Your task is to repeat all of the data exactly while excluding the pictures.

-- start EXERCISE DATA --

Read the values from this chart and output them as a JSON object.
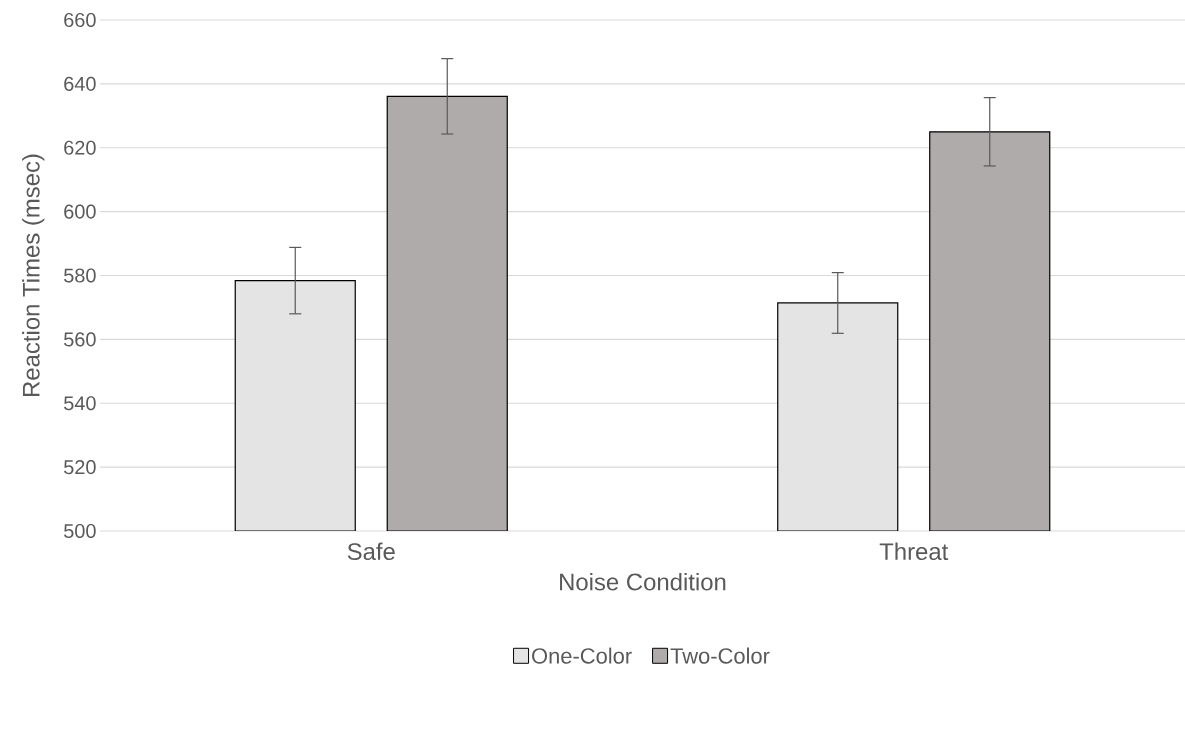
{
  "chart_data": {
    "type": "bar",
    "xlabel": "Noise Condition",
    "ylabel": "Reaction Times (msec)",
    "categories": [
      "Safe",
      "Threat"
    ],
    "series": [
      {
        "name": "One-Color",
        "color": "#e4e4e4",
        "values": [
          578.4,
          571.4
        ],
        "errors": [
          10.4,
          9.5
        ]
      },
      {
        "name": "Two-Color",
        "color": "#afabab",
        "values": [
          636.1,
          625
        ],
        "errors": [
          11.8,
          10.7
        ]
      }
    ],
    "ylim": [
      500,
      660
    ],
    "yticks": [
      500,
      520,
      540,
      560,
      580,
      600,
      620,
      640,
      660
    ],
    "grid": "y",
    "legend": "bottom"
  }
}
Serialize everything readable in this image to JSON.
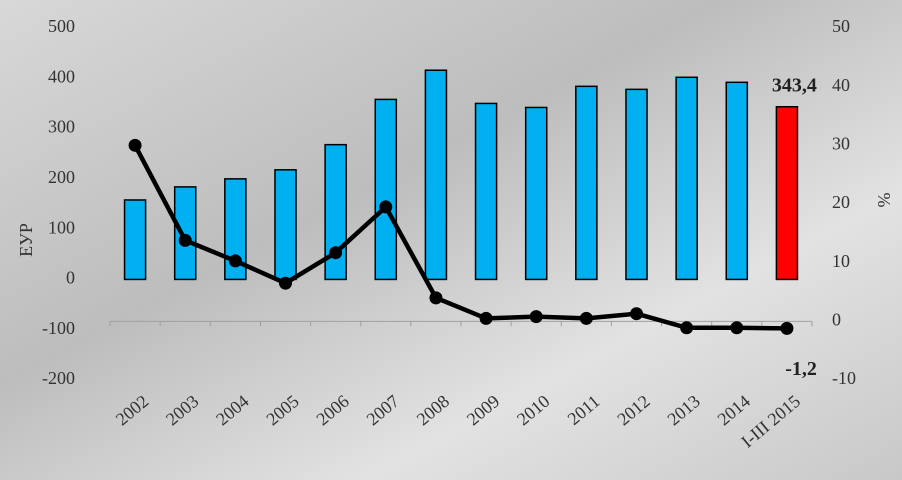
{
  "chart_data": {
    "type": "bar-line",
    "y_label": "ЕУР",
    "y2_label": "%",
    "categories": [
      "2002",
      "2003",
      "2004",
      "2005",
      "2006",
      "2007",
      "2008",
      "2009",
      "2010",
      "2011",
      "2012",
      "2013",
      "2014",
      "I-III 2015"
    ],
    "series": [
      {
        "type": "bar",
        "axis": "y",
        "colors": [
          "#00b0f0",
          "#00b0f0",
          "#00b0f0",
          "#00b0f0",
          "#00b0f0",
          "#00b0f0",
          "#00b0f0",
          "#00b0f0",
          "#00b0f0",
          "#00b0f0",
          "#00b0f0",
          "#00b0f0",
          "#00b0f0",
          "#ff0000"
        ],
        "values": [
          158,
          184,
          200,
          218,
          268,
          358,
          416,
          350,
          342,
          384,
          378,
          402,
          392,
          343.4
        ],
        "value_labels": [
          null,
          null,
          null,
          null,
          null,
          null,
          null,
          null,
          null,
          null,
          null,
          null,
          null,
          "343,4"
        ]
      },
      {
        "type": "line",
        "axis": "y2",
        "color": "#000000",
        "values": [
          30,
          13.8,
          10.3,
          6.5,
          11.7,
          19.5,
          4,
          0.5,
          0.8,
          0.5,
          1.3,
          -1.1,
          -1.1,
          -1.2
        ],
        "value_labels": [
          null,
          null,
          null,
          null,
          null,
          null,
          null,
          null,
          null,
          null,
          null,
          null,
          null,
          "-1,2"
        ]
      }
    ],
    "ylim": [
      -200,
      500
    ],
    "yticks": [
      -200,
      -100,
      0,
      100,
      200,
      300,
      400,
      500
    ],
    "y2lim": [
      -10,
      50
    ],
    "y2ticks": [
      -10,
      0,
      10,
      20,
      30,
      40,
      50
    ]
  }
}
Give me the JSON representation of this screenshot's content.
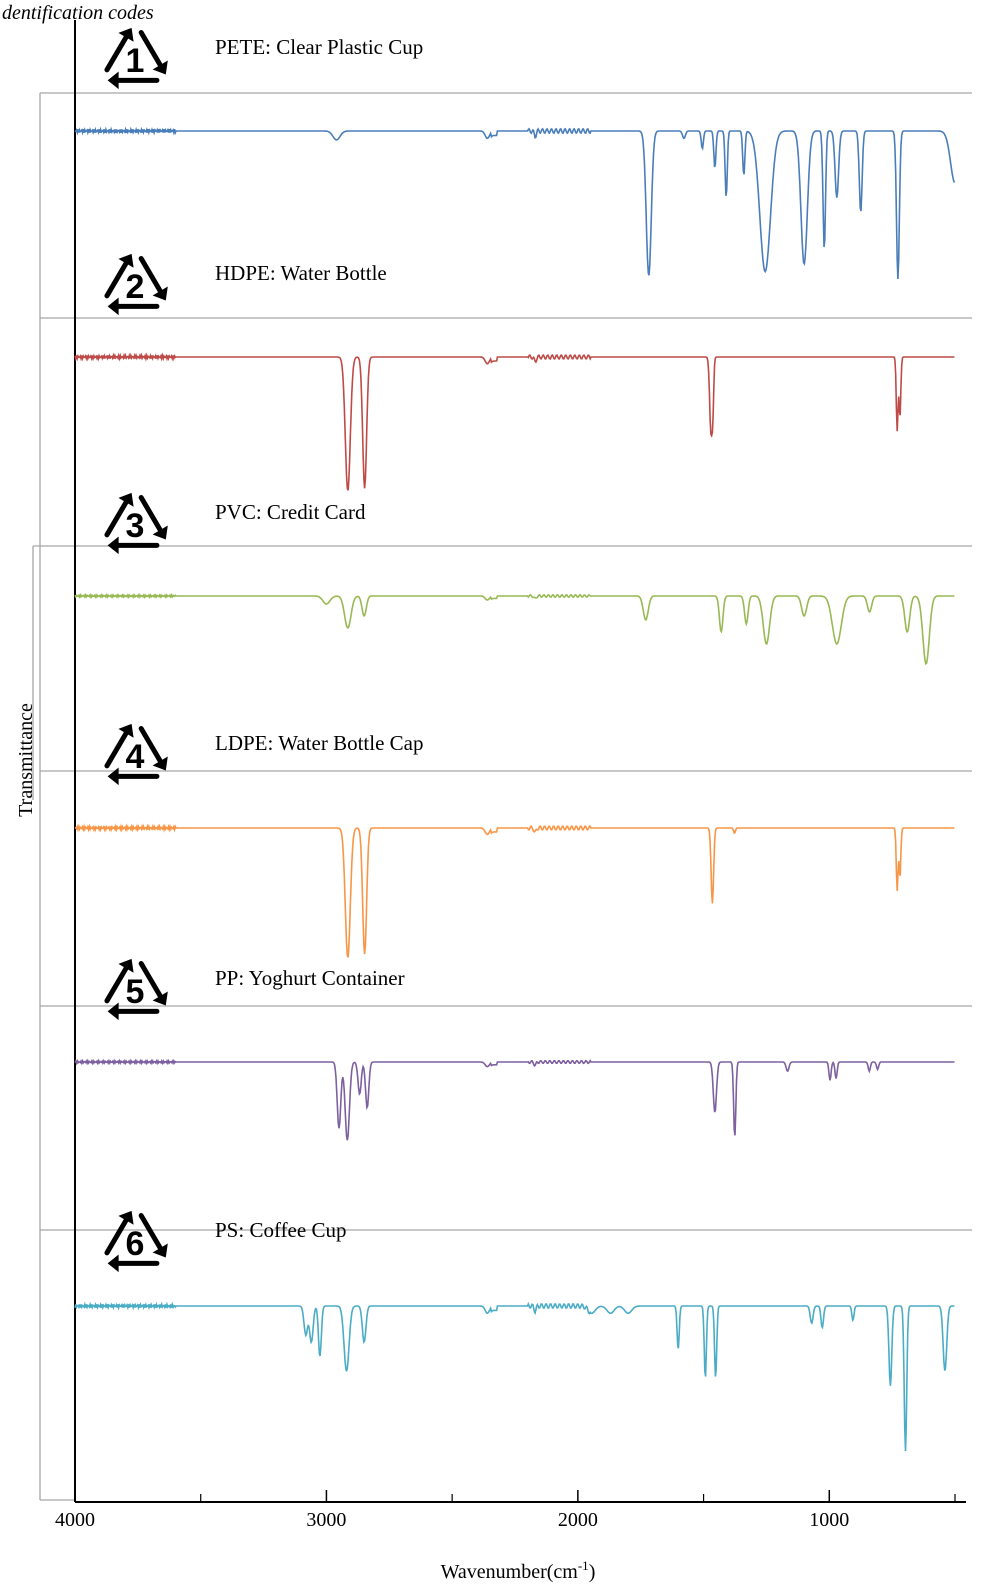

-- end EXERCISE DATA --

- _TASK OUTPUT_:
Read the values from this chart and output them as a JSON object.
{
  "chart_data": {
    "type": "bar",
    "xlabel": "Noise Condition",
    "ylabel": "Reaction Times (msec)",
    "categories": [
      "Safe",
      "Threat"
    ],
    "series": [
      {
        "name": "One-Color",
        "color": "#e4e4e4",
        "values": [
          578.4,
          571.4
        ],
        "errors": [
          10.4,
          9.5
        ]
      },
      {
        "name": "Two-Color",
        "color": "#afabab",
        "values": [
          636.1,
          625
        ],
        "errors": [
          11.8,
          10.7
        ]
      }
    ],
    "ylim": [
      500,
      660
    ],
    "yticks": [
      500,
      520,
      540,
      560,
      580,
      600,
      620,
      640,
      660
    ],
    "grid": "y",
    "legend": "bottom"
  }
}
Serialize everything readable in this image to JSON.
{
  "chart_data": {
    "type": "bar-line",
    "y_label": "ЕУР",
    "y2_label": "%",
    "categories": [
      "2002",
      "2003",
      "2004",
      "2005",
      "2006",
      "2007",
      "2008",
      "2009",
      "2010",
      "2011",
      "2012",
      "2013",
      "2014",
      "I-III 2015"
    ],
    "series": [
      {
        "type": "bar",
        "axis": "y",
        "colors": [
          "#00b0f0",
          "#00b0f0",
          "#00b0f0",
          "#00b0f0",
          "#00b0f0",
          "#00b0f0",
          "#00b0f0",
          "#00b0f0",
          "#00b0f0",
          "#00b0f0",
          "#00b0f0",
          "#00b0f0",
          "#00b0f0",
          "#ff0000"
        ],
        "values": [
          158,
          184,
          200,
          218,
          268,
          358,
          416,
          350,
          342,
          384,
          378,
          402,
          392,
          343.4
        ],
        "value_labels": [
          null,
          null,
          null,
          null,
          null,
          null,
          null,
          null,
          null,
          null,
          null,
          null,
          null,
          "343,4"
        ]
      },
      {
        "type": "line",
        "axis": "y2",
        "color": "#000000",
        "values": [
          30,
          13.8,
          10.3,
          6.5,
          11.7,
          19.5,
          4,
          0.5,
          0.8,
          0.5,
          1.3,
          -1.1,
          -1.1,
          -1.2
        ],
        "value_labels": [
          null,
          null,
          null,
          null,
          null,
          null,
          null,
          null,
          null,
          null,
          null,
          null,
          null,
          "-1,2"
        ]
      }
    ],
    "ylim": [
      -200,
      500
    ],
    "yticks": [
      -200,
      -100,
      0,
      100,
      200,
      300,
      400,
      500
    ],
    "y2lim": [
      -10,
      50
    ],
    "y2ticks": [
      -10,
      0,
      10,
      20,
      30,
      40,
      50
    ]
  }
}
Give me the JSON representation of this screenshot's content.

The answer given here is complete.